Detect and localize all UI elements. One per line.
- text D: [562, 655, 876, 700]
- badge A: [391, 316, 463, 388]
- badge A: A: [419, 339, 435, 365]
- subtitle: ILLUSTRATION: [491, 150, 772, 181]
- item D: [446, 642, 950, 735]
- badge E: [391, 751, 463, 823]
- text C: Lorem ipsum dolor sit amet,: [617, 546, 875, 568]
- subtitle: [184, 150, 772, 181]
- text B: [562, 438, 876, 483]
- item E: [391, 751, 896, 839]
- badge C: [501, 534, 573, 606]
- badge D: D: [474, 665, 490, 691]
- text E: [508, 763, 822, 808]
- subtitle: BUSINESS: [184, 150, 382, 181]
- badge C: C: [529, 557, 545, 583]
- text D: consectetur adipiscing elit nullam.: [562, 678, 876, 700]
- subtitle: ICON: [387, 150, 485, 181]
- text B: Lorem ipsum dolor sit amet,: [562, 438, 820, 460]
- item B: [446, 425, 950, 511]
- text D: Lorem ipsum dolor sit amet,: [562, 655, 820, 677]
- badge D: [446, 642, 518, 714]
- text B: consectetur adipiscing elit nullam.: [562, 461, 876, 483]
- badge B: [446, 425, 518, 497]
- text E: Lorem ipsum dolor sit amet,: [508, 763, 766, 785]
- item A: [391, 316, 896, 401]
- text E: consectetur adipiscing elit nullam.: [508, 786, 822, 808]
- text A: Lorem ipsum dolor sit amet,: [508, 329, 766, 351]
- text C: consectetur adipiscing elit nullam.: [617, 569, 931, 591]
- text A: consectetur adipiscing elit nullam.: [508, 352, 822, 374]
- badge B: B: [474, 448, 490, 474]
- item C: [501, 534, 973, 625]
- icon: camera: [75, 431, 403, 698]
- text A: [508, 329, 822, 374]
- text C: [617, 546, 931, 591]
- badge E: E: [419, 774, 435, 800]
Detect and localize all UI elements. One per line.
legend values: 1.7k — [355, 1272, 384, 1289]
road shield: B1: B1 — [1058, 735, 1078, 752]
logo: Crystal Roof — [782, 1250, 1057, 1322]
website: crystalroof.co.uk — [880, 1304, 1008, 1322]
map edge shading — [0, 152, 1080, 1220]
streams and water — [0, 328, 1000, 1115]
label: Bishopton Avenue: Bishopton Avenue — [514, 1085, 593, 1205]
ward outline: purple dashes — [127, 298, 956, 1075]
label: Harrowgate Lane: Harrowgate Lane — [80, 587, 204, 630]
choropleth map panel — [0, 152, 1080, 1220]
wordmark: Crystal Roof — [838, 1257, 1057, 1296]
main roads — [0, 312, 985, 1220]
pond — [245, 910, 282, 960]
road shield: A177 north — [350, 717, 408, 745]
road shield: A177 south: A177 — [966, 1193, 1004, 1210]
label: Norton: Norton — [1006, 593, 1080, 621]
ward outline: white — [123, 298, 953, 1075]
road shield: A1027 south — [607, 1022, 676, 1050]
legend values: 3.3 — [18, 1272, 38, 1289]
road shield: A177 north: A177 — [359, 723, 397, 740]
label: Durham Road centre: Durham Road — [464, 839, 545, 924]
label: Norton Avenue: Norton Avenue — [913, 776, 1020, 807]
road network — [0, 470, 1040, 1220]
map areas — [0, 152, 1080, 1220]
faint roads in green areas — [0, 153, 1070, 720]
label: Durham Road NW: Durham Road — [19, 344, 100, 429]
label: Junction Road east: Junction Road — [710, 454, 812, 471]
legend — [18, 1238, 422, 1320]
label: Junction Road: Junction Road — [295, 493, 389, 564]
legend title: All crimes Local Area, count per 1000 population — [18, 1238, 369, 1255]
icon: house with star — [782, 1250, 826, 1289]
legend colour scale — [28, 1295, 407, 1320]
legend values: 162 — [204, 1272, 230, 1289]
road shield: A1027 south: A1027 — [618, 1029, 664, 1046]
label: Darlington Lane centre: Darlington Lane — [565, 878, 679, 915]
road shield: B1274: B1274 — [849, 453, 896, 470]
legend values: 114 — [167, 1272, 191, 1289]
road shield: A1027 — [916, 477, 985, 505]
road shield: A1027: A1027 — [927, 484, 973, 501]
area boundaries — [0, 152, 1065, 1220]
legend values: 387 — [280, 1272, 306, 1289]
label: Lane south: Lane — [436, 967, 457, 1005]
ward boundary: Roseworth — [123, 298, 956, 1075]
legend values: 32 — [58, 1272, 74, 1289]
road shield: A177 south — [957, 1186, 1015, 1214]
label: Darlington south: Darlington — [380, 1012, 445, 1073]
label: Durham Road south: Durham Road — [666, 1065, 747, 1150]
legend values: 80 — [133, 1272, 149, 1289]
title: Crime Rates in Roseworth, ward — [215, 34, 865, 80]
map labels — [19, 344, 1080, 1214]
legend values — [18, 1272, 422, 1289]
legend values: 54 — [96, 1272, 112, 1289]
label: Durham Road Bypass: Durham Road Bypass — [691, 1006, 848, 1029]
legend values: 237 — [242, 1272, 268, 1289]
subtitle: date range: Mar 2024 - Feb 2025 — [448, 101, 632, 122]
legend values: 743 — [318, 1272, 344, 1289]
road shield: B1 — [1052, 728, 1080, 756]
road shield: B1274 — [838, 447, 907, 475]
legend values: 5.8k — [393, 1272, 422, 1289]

**Job:** Give all the rows above as a Markdown table with the columns No. and Line, numbering each line in order and leaving out blank lines.

**Reply to the task:**
| No. | Line |
|---|---|
| 1 | Detect and localize all UI elements. One per line. |
| 2 | - text D: [562, 655, 876, 700] |
| 3 | - badge A: [391, 316, 463, 388] |
| 4 | - badge A: A: [419, 339, 435, 365] |
| 5 | - subtitle: ILLUSTRATION: [491, 150, 772, 181] |
| 6 | - item D: [446, 642, 950, 735] |
| 7 | - badge E: [391, 751, 463, 823] |
| 8 | - text C: Lorem ipsum dolor sit amet,: [617, 546, 875, 568] |
| 9 | - subtitle: [184, 150, 772, 181] |
| 10 | - text B: [562, 438, 876, 483] |
| 11 | - item E: [391, 751, 896, 839] |
| 12 | - badge C: [501, 534, 573, 606] |
| 13 | - badge D: D: [474, 665, 490, 691] |
| 14 | - text E: [508, 763, 822, 808] |
| 15 | - subtitle: BUSINESS: [184, 150, 382, 181] |
| 16 | - badge C: C: [529, 557, 545, 583] |
| 17 | - text D: consectetur adipiscing elit nullam.: [562, 678, 876, 700] |
| 18 | - subtitle: ICON: [387, 150, 485, 181] |
| 19 | - text B: Lorem ipsum dolor sit amet,: [562, 438, 820, 460] |
| 20 | - item B: [446, 425, 950, 511] |
| 21 | - text D: Lorem ipsum dolor sit amet,: [562, 655, 820, 677] |
| 22 | - badge D: [446, 642, 518, 714] |
| 23 | - text B: consectetur adipiscing elit nullam.: [562, 461, 876, 483] |
| 24 | - badge B: [446, 425, 518, 497] |
| 25 | - text E: Lorem ipsum dolor sit amet,: [508, 763, 766, 785] |
| 26 | - item A: [391, 316, 896, 401] |
| 27 | - text E: consectetur adipiscing elit nullam.: [508, 786, 822, 808] |
| 28 | - text A: Lorem ipsum dolor sit amet,: [508, 329, 766, 351] |
| 29 | - text C: consectetur adipiscing elit nullam.: [617, 569, 931, 591] |
| 30 | - text A: consectetur adipiscing elit nullam.: [508, 352, 822, 374] |
| 31 | - badge B: B: [474, 448, 490, 474] |
| 32 | - item C: [501, 534, 973, 625] |
| 33 | - icon: camera: [75, 431, 403, 698] |
| 34 | - text A: [508, 329, 822, 374] |
| 35 | - text C: [617, 546, 931, 591] |
| 36 | - badge E: E: [419, 774, 435, 800] |
| 37 | Detect and localize all UI elements. One per line. |
| 38 | legend values: 1.7k — [355, 1272, 384, 1289] |
| 39 | road shield: B1: B1 — [1058, 735, 1078, 752] |
| 40 | logo: Crystal Roof — [782, 1250, 1057, 1322] |
| 41 | website: crystalroof.co.uk — [880, 1304, 1008, 1322] |
| 42 | map edge shading — [0, 152, 1080, 1220] |
| 43 | streams and water — [0, 328, 1000, 1115] |
| 44 | label: Bishopton Avenue: Bishopton Avenue — [514, 1085, 593, 1205] |
| 45 | ward outline: purple dashes — [127, 298, 956, 1075] |
| 46 | label: Harrowgate Lane: Harrowgate Lane — [80, 587, 204, 630] |
| 47 | choropleth map panel — [0, 152, 1080, 1220] |
| 48 | wordmark: Crystal Roof — [838, 1257, 1057, 1296] |
| 49 | main roads — [0, 312, 985, 1220] |
| 50 | pond — [245, 910, 282, 960] |
| 51 | road shield: A177 north — [350, 717, 408, 745] |
| 52 | road shield: A177 south: A177 — [966, 1193, 1004, 1210] |
| 53 | label: Norton: Norton — [1006, 593, 1080, 621] |
| 54 | ward outline: white — [123, 298, 953, 1075] |
| 55 | road shield: A1027 south — [607, 1022, 676, 1050] |
| 56 | legend values: 3.3 — [18, 1272, 38, 1289] |
| 57 | road shield: A177 north: A177 — [359, 723, 397, 740] |
| 58 | label: Durham Road centre: Durham Road — [464, 839, 545, 924] |
| 59 | label: Norton Avenue: Norton Avenue — [913, 776, 1020, 807] |
| 60 | road network — [0, 470, 1040, 1220] |
| 61 | map areas — [0, 152, 1080, 1220] |
| 62 | faint roads in green areas — [0, 153, 1070, 720] |
| 63 | label: Durham Road NW: Durham Road — [19, 344, 100, 429] |
| 64 | label: Junction Road east: Junction Road — [710, 454, 812, 471] |
| 65 | legend — [18, 1238, 422, 1320] |
| 66 | label: Junction Road: Junction Road — [295, 493, 389, 564] |
| 67 | legend title: All crimes Local Area, count per 1000 population — [18, 1238, 369, 1255] |
| 68 | icon: house with star — [782, 1250, 826, 1289] |
| 69 | legend colour scale — [28, 1295, 407, 1320] |
| 70 | legend values: 162 — [204, 1272, 230, 1289] |
| 71 | road shield: A1027 south: A1027 — [618, 1029, 664, 1046] |
| 72 | label: Darlington Lane centre: Darlington Lane — [565, 878, 679, 915] |
| 73 | road shield: B1274: B1274 — [849, 453, 896, 470] |
| 74 | legend values: 114 — [167, 1272, 191, 1289] |
| 75 | road shield: A1027 — [916, 477, 985, 505] |
| 76 | road shield: A1027: A1027 — [927, 484, 973, 501] |
| 77 | area boundaries — [0, 152, 1065, 1220] |
| 78 | legend values: 387 — [280, 1272, 306, 1289] |
| 79 | label: Lane south: Lane — [436, 967, 457, 1005] |
| 80 | ward boundary: Roseworth — [123, 298, 956, 1075] |
| 81 | legend values: 32 — [58, 1272, 74, 1289] |
| 82 | road shield: A177 south — [957, 1186, 1015, 1214] |
| 83 | label: Darlington south: Darlington — [380, 1012, 445, 1073] |
| 84 | label: Durham Road south: Durham Road — [666, 1065, 747, 1150] |
| 85 | legend values: 80 — [133, 1272, 149, 1289] |
| 86 | title: Crime Rates in Roseworth, ward — [215, 34, 865, 80] |
| 87 | map labels — [19, 344, 1080, 1214] |
| 88 | legend values — [18, 1272, 422, 1289] |
| 89 | legend values: 54 — [96, 1272, 112, 1289] |
| 90 | label: Durham Road Bypass: Durham Road Bypass — [691, 1006, 848, 1029] |
| 91 | legend values: 237 — [242, 1272, 268, 1289] |
| 92 | subtitle: date range: Mar 2024 - Feb 2025 — [448, 101, 632, 122] |
| 93 | legend values: 743 — [318, 1272, 344, 1289] |
| 94 | road shield: B1 — [1052, 728, 1080, 756] |
| 95 | road shield: B1274 — [838, 447, 907, 475] |
| 96 | legend values: 5.8k — [393, 1272, 422, 1289] |